◆ Task directions
Write out all the material exactly. Leave nothing out.

◆ Provided data

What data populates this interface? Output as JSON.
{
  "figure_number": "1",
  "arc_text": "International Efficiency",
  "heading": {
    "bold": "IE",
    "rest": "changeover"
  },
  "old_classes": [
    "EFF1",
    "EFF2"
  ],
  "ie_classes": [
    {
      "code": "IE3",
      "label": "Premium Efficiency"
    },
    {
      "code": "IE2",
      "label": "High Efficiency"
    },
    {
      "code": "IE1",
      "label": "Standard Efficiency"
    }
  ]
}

◆ Task answer
What data populates this interface? Output as JSON.
{
  "figure_number": "1",
  "arc_text": "International Efficiency",
  "heading": {
    "bold": "IE",
    "rest": "changeover"
  },
  "old_classes": [
    "EFF1",
    "EFF2"
  ],
  "ie_classes": [
    {
      "code": "IE3",
      "label": "Premium Efficiency"
    },
    {
      "code": "IE2",
      "label": "High Efficiency"
    },
    {
      "code": "IE1",
      "label": "Standard Efficiency"
    }
  ]
}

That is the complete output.